> **Given passage**
Saturday, October 20, 2012
A Pope Benedict XVI Dream and Vocation Thoughts
If you read my FB page update last week (on the Feast of Our Lady of Fatima), you know I had some very exciting news to share. Over the last couple of days, a few things have changed... but I feel like maybe it was for the best.
First, I know some of you are curious about my Pope Benedict XVI dream (as well as saint dreams). Not sure why people like hearing them but I don't mind sharing. :D Well, basically in the dream I spoke to Pope Benedict XVI three times. First time was inside the Apostolic Palace. There were a lot of people around but I do remember saying something about wanting to live in Vatican City but that I knew I couldn't. The second time I spoke to him, we were all outside in a courtyard with journalist-type people. I'm a bit vague about the details (I should really keep a dream journal, lol) but it was basically about my vocation and how I knew I wasn't meant to be a religious sister. The last time, I was able to talk and walk alone with him. He gave me advice on my vocation (as a lay person who wanted to write) and he mentioned that there was a way that I could live/work in Vatican City as a lay person. He led me through a door when he told me this and then excuse himself as he had to "go back and help the poor and needy." And that was my dream. Not the first Pope Benedict XVI dream (one of my favorites was when I knelt down and he heard my confession/gave me advice and a Rosary/golden crucifix) but it's always pleasant. I would rather dream of the Pope, saints, Our Blessed Mother and Jesus than have other kinds of dreams.

> **Extracted records**
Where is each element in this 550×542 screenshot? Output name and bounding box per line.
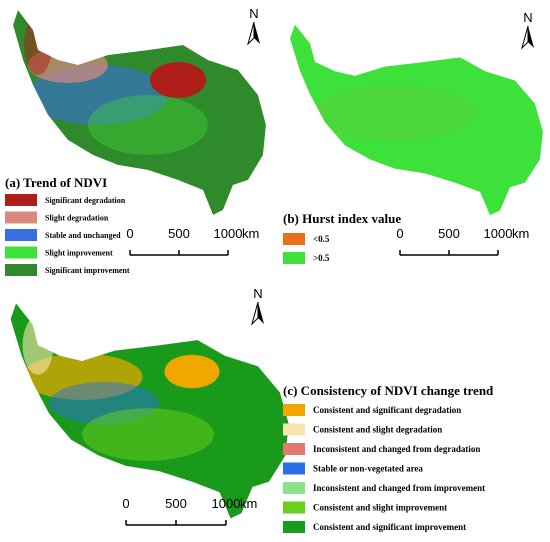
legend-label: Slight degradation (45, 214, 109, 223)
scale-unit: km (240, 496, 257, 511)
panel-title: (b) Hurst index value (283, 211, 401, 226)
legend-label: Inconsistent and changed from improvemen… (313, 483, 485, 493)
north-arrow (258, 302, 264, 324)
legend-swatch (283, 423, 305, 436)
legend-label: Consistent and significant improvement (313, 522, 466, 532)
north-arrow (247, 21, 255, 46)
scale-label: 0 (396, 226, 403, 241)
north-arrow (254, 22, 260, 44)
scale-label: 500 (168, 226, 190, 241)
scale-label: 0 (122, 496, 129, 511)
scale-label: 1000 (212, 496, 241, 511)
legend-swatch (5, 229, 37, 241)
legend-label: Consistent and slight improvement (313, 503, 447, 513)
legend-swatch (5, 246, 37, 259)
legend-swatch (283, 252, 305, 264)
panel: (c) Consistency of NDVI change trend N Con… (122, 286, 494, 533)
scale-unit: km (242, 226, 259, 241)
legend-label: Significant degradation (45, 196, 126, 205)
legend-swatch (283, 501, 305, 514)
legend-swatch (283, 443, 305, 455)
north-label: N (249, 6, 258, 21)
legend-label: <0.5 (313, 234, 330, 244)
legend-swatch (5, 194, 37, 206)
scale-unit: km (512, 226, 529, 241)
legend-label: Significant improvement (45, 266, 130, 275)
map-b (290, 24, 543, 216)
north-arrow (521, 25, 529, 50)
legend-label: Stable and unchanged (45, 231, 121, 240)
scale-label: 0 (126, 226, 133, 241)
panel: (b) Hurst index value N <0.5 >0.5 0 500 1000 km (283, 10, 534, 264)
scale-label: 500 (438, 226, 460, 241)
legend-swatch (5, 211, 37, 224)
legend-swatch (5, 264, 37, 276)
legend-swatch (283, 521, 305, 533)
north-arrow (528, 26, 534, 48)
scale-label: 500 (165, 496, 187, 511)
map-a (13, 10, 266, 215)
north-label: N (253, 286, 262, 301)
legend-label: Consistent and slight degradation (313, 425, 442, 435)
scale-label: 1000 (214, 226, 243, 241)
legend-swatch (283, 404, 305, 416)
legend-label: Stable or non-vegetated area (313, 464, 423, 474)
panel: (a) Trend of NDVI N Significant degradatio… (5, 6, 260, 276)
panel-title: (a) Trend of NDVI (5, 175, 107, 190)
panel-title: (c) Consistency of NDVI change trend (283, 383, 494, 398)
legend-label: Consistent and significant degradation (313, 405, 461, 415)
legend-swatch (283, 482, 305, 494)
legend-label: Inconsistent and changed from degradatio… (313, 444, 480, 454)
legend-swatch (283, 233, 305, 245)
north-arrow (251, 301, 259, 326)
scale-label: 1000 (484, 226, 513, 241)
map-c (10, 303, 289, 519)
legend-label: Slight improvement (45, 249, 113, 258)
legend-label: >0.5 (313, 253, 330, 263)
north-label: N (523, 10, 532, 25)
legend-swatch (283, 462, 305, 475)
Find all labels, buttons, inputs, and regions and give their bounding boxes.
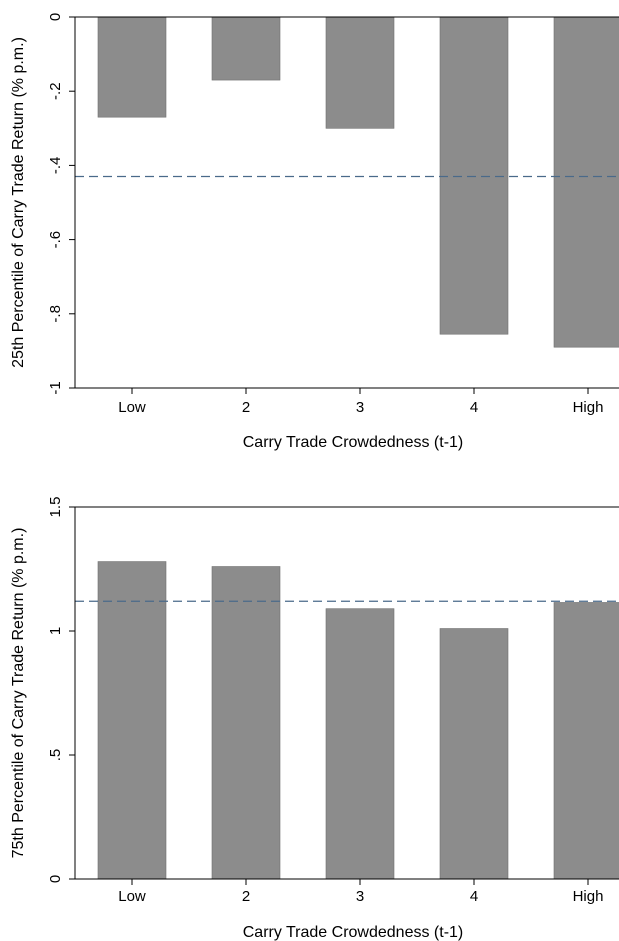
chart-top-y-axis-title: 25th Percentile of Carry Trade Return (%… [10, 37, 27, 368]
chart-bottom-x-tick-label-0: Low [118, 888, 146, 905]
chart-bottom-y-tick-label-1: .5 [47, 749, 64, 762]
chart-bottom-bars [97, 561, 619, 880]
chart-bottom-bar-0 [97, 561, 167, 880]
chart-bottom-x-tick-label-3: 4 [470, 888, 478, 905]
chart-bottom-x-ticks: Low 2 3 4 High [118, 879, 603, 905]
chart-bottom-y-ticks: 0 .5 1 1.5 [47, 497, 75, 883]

> **Stated goal**
Please carry on the blog post about the Pope Benedict XVI dream, starting right after its last sentence.

> **Task response**
Second, I had other work-related news but I had to rethink things after a few things came up. I'm still freelance writing (and I'm tutoring a little gal for an hour during the weekdays) but I came to realize that I couldn't take on a new project that I had been excited about. Though I was terribly excited (especially since it was to be with local Knights of Columbus), God knows why it didn't work out. I still dream of working with a church, a Catholic organization, or (one of my grander dreams) to work with a publication that is directly connected with the Vatican but for now I will be continuing my non-Catholic freelance assignments. Baby steps (just like the picture above of the Bl. Mother Teresa with a child.)
All of these things, along with the improvement of my health, have made me very aware of a lot things that I hadn't really thought about. For the first time since I began my freelance writing career, I've felt myself pulled more and more towards writing about the Faith. This week I was asked what my goal was and, for the first time, I said I wanted to use my gifts to help evangelize to my generation as well as the younger generations. At the moment all I can think of doing is continuing this blog as well as finishing my young adult novel. I know God will present different opportunities to me when I am ready.
To say that I've had a burning desire to do something big for the Church is an understatement. I don't know why but I feel like there's something that I am meant to do that I have yet to figure out. I feel called to devote my life to doing something unique to help evangelization purposes but am stuck as to what I should actually do. I've had this feeling before but never this intense or persistent. And, for the record, I want to do these things in a way that won't attract much attention to me. I just want to do these things in a quiet and fruitful way.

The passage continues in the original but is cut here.